SET PROBLEM » Each line holding the word "ffffff" counts once; give the total and nothing more.
===== ITEMS =====
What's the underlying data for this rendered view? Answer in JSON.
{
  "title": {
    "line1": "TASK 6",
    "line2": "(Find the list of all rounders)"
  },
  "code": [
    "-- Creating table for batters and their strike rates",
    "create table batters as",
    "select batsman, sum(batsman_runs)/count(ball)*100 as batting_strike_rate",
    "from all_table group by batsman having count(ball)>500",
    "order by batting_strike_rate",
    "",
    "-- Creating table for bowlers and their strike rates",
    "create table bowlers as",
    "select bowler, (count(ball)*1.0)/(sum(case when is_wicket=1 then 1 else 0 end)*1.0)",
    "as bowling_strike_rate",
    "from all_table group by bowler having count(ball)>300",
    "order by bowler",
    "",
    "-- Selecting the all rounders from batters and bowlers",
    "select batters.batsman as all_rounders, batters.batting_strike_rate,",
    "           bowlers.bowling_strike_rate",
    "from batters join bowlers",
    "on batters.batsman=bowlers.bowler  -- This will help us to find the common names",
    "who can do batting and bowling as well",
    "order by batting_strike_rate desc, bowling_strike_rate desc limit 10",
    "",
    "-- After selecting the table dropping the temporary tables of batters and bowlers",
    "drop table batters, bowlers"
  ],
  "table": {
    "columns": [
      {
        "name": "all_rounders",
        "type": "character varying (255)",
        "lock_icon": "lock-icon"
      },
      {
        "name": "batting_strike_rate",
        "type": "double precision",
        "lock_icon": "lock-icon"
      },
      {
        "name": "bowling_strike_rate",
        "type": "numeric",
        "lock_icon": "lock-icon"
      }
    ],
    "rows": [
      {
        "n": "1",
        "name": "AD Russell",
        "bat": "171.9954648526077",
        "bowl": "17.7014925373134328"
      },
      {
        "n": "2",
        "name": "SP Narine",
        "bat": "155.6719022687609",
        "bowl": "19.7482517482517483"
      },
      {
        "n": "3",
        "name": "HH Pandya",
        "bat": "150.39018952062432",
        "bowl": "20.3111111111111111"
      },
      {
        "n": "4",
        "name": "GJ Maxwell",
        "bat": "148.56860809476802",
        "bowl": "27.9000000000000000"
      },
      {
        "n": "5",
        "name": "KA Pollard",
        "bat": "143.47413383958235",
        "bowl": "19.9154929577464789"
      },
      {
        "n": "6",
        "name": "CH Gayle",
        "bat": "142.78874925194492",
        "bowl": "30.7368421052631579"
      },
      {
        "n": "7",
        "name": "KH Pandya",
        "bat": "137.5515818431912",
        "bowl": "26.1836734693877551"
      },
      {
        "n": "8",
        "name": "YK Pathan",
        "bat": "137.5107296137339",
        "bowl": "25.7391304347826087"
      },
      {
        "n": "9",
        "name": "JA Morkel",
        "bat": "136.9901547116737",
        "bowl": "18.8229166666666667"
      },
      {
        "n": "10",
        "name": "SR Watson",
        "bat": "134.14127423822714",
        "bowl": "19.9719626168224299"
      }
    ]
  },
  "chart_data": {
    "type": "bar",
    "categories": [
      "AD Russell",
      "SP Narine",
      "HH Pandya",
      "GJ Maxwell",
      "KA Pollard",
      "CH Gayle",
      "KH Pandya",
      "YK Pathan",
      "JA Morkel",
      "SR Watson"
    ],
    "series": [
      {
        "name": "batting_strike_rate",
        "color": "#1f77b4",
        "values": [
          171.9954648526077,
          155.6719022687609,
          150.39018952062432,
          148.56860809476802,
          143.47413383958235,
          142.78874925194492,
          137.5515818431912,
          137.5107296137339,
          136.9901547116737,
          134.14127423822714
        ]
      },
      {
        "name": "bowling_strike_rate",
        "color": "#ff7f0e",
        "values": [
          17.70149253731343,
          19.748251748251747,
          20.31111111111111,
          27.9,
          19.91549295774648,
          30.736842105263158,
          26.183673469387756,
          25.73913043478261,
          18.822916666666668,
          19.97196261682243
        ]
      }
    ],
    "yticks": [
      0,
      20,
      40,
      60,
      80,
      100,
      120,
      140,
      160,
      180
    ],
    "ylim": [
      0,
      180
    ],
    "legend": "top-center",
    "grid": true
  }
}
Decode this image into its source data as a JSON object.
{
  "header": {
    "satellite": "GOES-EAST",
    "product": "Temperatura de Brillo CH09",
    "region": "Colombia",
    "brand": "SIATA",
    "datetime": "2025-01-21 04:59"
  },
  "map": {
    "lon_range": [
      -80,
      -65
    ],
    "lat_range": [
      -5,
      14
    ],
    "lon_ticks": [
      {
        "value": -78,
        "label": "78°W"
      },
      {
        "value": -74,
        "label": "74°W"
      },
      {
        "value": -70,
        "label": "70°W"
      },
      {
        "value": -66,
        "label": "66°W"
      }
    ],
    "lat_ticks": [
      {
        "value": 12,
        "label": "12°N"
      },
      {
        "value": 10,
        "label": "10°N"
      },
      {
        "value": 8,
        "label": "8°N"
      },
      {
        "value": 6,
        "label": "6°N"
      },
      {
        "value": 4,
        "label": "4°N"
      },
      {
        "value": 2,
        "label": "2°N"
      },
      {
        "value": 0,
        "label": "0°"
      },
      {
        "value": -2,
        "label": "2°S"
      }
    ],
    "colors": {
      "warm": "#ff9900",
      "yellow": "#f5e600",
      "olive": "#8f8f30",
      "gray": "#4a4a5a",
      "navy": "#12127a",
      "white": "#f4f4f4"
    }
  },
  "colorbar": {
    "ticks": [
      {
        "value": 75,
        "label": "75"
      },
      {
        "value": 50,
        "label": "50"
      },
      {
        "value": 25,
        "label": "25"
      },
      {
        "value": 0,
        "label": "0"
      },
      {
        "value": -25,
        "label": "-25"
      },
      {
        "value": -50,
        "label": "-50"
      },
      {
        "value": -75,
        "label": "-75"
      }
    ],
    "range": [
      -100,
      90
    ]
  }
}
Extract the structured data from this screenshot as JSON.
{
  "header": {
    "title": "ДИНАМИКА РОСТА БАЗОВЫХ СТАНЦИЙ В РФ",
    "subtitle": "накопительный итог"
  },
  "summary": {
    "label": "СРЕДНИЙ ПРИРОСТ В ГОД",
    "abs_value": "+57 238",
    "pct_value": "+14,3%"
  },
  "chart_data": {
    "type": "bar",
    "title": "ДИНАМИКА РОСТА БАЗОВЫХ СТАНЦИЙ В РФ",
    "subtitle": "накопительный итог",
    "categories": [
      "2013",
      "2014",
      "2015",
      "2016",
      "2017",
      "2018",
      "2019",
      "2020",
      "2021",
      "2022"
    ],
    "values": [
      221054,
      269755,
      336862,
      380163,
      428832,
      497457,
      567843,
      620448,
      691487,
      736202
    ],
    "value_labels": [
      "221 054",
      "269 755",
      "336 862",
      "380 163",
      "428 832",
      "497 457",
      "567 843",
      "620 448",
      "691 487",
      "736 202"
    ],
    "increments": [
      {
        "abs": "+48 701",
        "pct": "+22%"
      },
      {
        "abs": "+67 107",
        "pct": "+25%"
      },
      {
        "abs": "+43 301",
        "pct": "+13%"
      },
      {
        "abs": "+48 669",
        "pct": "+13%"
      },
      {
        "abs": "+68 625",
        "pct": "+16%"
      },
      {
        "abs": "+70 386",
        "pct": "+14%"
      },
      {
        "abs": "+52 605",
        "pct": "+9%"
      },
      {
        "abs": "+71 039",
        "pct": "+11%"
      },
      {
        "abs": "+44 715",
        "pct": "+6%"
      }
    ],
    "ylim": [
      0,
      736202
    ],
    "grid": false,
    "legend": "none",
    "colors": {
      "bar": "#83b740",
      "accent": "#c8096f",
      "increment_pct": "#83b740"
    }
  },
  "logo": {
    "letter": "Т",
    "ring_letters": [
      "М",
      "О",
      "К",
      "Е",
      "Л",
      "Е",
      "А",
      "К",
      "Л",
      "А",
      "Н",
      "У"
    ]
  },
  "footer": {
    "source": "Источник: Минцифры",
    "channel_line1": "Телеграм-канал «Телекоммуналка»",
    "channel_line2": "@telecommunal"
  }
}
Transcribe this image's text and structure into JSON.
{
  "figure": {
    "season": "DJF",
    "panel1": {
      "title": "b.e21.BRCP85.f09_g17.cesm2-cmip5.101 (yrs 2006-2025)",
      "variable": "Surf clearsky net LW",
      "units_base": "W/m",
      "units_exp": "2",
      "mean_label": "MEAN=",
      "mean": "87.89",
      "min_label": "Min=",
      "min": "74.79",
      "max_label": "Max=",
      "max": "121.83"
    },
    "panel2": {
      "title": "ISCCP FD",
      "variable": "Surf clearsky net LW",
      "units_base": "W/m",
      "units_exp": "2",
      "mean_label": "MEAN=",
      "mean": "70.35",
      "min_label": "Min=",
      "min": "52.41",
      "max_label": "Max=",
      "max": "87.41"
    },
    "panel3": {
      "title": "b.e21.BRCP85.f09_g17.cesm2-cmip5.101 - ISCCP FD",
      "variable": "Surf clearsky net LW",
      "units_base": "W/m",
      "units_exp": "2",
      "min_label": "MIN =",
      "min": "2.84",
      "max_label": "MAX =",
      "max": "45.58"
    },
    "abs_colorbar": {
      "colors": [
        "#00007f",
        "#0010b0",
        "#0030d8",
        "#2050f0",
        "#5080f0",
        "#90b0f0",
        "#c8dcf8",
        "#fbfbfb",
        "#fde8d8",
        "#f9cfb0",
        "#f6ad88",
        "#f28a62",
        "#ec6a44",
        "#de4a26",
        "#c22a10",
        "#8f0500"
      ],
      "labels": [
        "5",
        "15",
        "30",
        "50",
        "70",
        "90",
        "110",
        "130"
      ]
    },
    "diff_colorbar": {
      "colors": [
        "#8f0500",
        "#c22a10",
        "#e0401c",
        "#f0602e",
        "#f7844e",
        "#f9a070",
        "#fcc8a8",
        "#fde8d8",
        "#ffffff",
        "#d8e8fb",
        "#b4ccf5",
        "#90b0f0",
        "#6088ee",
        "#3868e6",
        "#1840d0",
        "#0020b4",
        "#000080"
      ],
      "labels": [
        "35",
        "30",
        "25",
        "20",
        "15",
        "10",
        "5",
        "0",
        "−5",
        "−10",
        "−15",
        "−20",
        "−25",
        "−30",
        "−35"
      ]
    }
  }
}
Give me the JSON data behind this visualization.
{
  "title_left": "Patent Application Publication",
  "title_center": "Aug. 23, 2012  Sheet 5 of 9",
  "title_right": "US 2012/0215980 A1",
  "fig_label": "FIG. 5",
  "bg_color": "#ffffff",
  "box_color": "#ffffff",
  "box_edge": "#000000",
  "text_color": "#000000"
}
=====
RIGHT ANSWER » 3